Data items:
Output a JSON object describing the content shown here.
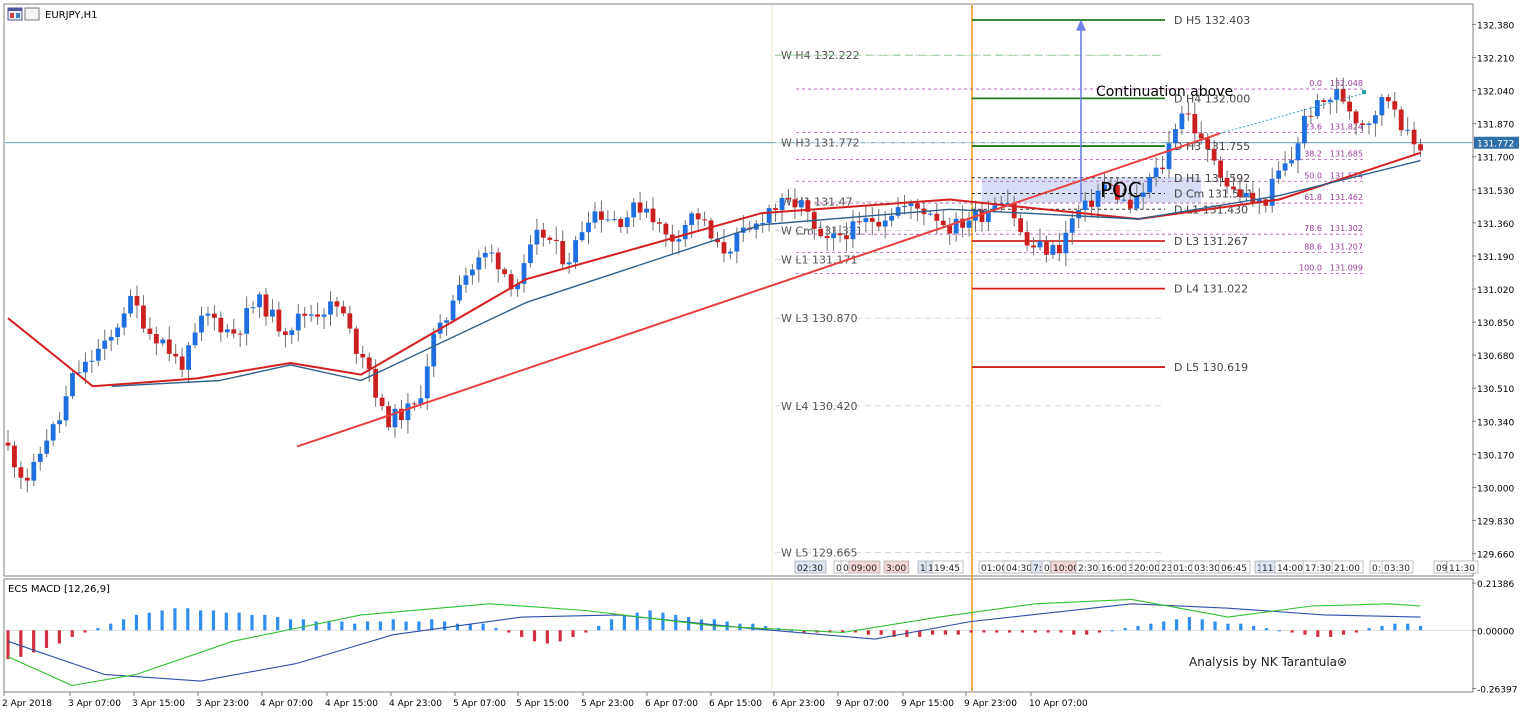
{
  "window": {
    "symbol_title": "EURJPY,H1",
    "indicator_title": "ECS MACD [12,26,9]",
    "credit": "Analysis by NK Tarantula"
  },
  "chart_data": {
    "type": "candlestick",
    "symbol": "EURJPY",
    "timeframe": "H1",
    "price_axis": {
      "ylim": [
        129.55,
        132.48
      ],
      "ticks": [
        132.38,
        132.21,
        132.04,
        131.87,
        131.7,
        131.53,
        131.36,
        131.19,
        131.02,
        130.85,
        130.68,
        130.51,
        130.34,
        130.17,
        130.0,
        129.83,
        129.66
      ],
      "current_price": 131.772
    },
    "time_axis_labels": [
      "2 Apr 2018",
      "3 Apr 07:00",
      "3 Apr 15:00",
      "3 Apr 23:00",
      "4 Apr 07:00",
      "4 Apr 15:00",
      "4 Apr 23:00",
      "5 Apr 07:00",
      "5 Apr 15:00",
      "5 Apr 23:00",
      "6 Apr 07:00",
      "6 Apr 15:00",
      "6 Apr 23:00",
      "9 Apr 07:00",
      "9 Apr 15:00",
      "9 Apr 23:00",
      "10 Apr 07:00"
    ],
    "price_path": [
      130.23,
      130.05,
      130.3,
      130.6,
      130.72,
      130.95,
      130.78,
      130.64,
      130.88,
      130.8,
      130.95,
      130.82,
      130.9,
      130.93,
      130.7,
      130.35,
      130.4,
      130.8,
      131.1,
      131.2,
      131.05,
      131.3,
      131.18,
      131.42,
      131.38,
      131.45,
      131.28,
      131.4,
      131.22,
      131.3,
      131.44,
      131.46,
      131.25,
      131.32,
      131.38,
      131.44,
      131.43,
      131.34,
      131.4,
      131.5,
      131.24,
      131.22,
      131.42,
      131.55,
      131.44,
      131.62,
      131.94,
      131.72,
      131.52,
      131.46,
      131.65,
      131.94,
      132.02,
      131.88,
      132.0,
      131.76
    ],
    "candle_count": 220,
    "moving_averages": [
      {
        "color": "#d42020",
        "points": [
          [
            0,
            130.87
          ],
          [
            18,
            130.52
          ],
          [
            40,
            130.56
          ],
          [
            60,
            130.64
          ],
          [
            75,
            130.58
          ],
          [
            110,
            131.07
          ],
          [
            160,
            131.41
          ],
          [
            200,
            131.48
          ],
          [
            240,
            131.38
          ],
          [
            270,
            131.48
          ],
          [
            300,
            131.72
          ]
        ]
      },
      {
        "color": "#2f5f8a",
        "points": [
          [
            22,
            130.52
          ],
          [
            45,
            130.55
          ],
          [
            60,
            130.63
          ],
          [
            75,
            130.55
          ],
          [
            110,
            130.95
          ],
          [
            160,
            131.35
          ],
          [
            200,
            131.43
          ],
          [
            240,
            131.38
          ],
          [
            270,
            131.5
          ],
          [
            300,
            131.68
          ]
        ]
      }
    ],
    "weekly_pivots": [
      {
        "label": "W  H4 132.222",
        "value": 132.222
      },
      {
        "label": "W  H3 131.772",
        "value": 131.772
      },
      {
        "label": "W  H1 131.47",
        "value": 131.47
      },
      {
        "label": "W  Cm 131.321",
        "value": 131.321
      },
      {
        "label": "W  L1 131.171",
        "value": 131.171
      },
      {
        "label": "W  L3 130.870",
        "value": 130.87
      },
      {
        "label": "W  L4 130.420",
        "value": 130.42
      },
      {
        "label": "W  L5 129.665",
        "value": 129.665
      }
    ],
    "daily_pivots": [
      {
        "label": "D  H5 132.403",
        "value": 132.403,
        "color": "#1f7a1f"
      },
      {
        "label": "D  H4 132.000",
        "value": 132.0,
        "color": "#1f7a1f"
      },
      {
        "label": "D  H3 131.755",
        "value": 131.755,
        "color": "#1f7a1f"
      },
      {
        "label": "D  H1 131.592",
        "value": 131.592,
        "color": "#333333"
      },
      {
        "label": "D  Cm  131.511",
        "value": 131.511,
        "color": "#333333"
      },
      {
        "label": "D  L1 131.430",
        "value": 131.43,
        "color": "#333333"
      },
      {
        "label": "D  L3 131.267",
        "value": 131.267,
        "color": "#d42020"
      },
      {
        "label": "D  L4 131.022",
        "value": 131.022,
        "color": "#d42020"
      },
      {
        "label": "D  L5 130.619",
        "value": 130.619,
        "color": "#d42020"
      }
    ],
    "fibonacci": [
      {
        "level": "0.0",
        "price": "132.048"
      },
      {
        "level": "23.6",
        "price": "131.824"
      },
      {
        "level": "38.2",
        "price": "131.685"
      },
      {
        "level": "50.0",
        "price": "131.574"
      },
      {
        "level": "61.8",
        "price": "131.462"
      },
      {
        "level": "78.6",
        "price": "131.302"
      },
      {
        "level": "88.6",
        "price": "131.207"
      },
      {
        "level": "100.0",
        "price": "131.099"
      }
    ],
    "annotations": {
      "continuation_text": "Continuation above",
      "poc_text": "POC",
      "poc_zone": [
        131.465,
        131.595
      ],
      "trendline": {
        "start": [
          130.21
        ],
        "end": [
          131.82
        ]
      },
      "arrow_target": 132.4
    },
    "session_time_labels": [
      "02:30",
      "0",
      "0",
      "09:00",
      "3:00",
      "1",
      "1",
      "19:45",
      "01:00",
      "04:30",
      "7:0",
      "0",
      "10:00",
      "2:30",
      "16:00",
      "3",
      "20:00",
      "23",
      "01:00",
      "03:30",
      "06:45",
      "1",
      "11:3",
      "14:00",
      "17:30",
      "21:00",
      "0:1",
      "03:30",
      "09",
      "11:30"
    ],
    "macd": {
      "ylim": [
        -0.275,
        0.228
      ],
      "ticks": [
        0.21386,
        0.0,
        -0.26397
      ],
      "tick_labels": [
        "0.21386",
        "0.00000",
        "-0.26397"
      ],
      "histogram": [
        -0.13,
        -0.12,
        -0.1,
        -0.08,
        -0.06,
        -0.03,
        -0.01,
        0.01,
        0.03,
        0.05,
        0.07,
        0.08,
        0.09,
        0.1,
        0.1,
        0.09,
        0.09,
        0.08,
        0.08,
        0.07,
        0.07,
        0.06,
        0.05,
        0.05,
        0.04,
        0.04,
        0.04,
        0.03,
        0.04,
        0.04,
        0.05,
        0.04,
        0.04,
        0.05,
        0.04,
        0.03,
        0.03,
        0.03,
        0.01,
        -0.01,
        -0.03,
        -0.05,
        -0.06,
        -0.05,
        -0.03,
        -0.01,
        0.02,
        0.05,
        0.07,
        0.08,
        0.09,
        0.08,
        0.07,
        0.06,
        0.05,
        0.05,
        0.04,
        0.03,
        0.03,
        0.02,
        0.01,
        0.0,
        -0.01,
        -0.01,
        -0.01,
        -0.01,
        -0.01,
        -0.02,
        -0.02,
        -0.03,
        -0.03,
        -0.03,
        -0.02,
        -0.02,
        -0.02,
        -0.01,
        -0.01,
        -0.01,
        -0.01,
        -0.01,
        -0.01,
        -0.01,
        -0.01,
        -0.02,
        -0.02,
        -0.01,
        0.0,
        0.01,
        0.02,
        0.03,
        0.04,
        0.05,
        0.06,
        0.05,
        0.04,
        0.03,
        0.03,
        0.02,
        0.01,
        0.0,
        -0.01,
        -0.02,
        -0.03,
        -0.03,
        -0.02,
        -0.01,
        0.01,
        0.02,
        0.03,
        0.03,
        0.02
      ],
      "signal": [
        [
          0,
          -0.05
        ],
        [
          15,
          -0.2
        ],
        [
          30,
          -0.23
        ],
        [
          45,
          -0.15
        ],
        [
          60,
          -0.02
        ],
        [
          80,
          0.06
        ],
        [
          95,
          0.07
        ],
        [
          115,
          0.01
        ],
        [
          135,
          -0.04
        ],
        [
          150,
          0.04
        ],
        [
          175,
          0.12
        ],
        [
          190,
          0.1
        ],
        [
          205,
          0.07
        ],
        [
          220,
          0.06
        ]
      ],
      "macd_line": [
        [
          0,
          -0.12
        ],
        [
          10,
          -0.25
        ],
        [
          20,
          -0.2
        ],
        [
          35,
          -0.05
        ],
        [
          55,
          0.07
        ],
        [
          75,
          0.12
        ],
        [
          90,
          0.09
        ],
        [
          110,
          0.02
        ],
        [
          130,
          -0.01
        ],
        [
          145,
          0.06
        ],
        [
          160,
          0.12
        ],
        [
          175,
          0.14
        ],
        [
          190,
          0.06
        ],
        [
          203,
          0.11
        ],
        [
          215,
          0.12
        ],
        [
          220,
          0.11
        ]
      ]
    }
  }
}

● GIVEN TASK
Using the material above, copy every line in which the string "EURJPY" occurs.

● ANSWER TO THE EXERCISE
    "symbol_title": "EURJPY,H1",
    "symbol": "EURJPY",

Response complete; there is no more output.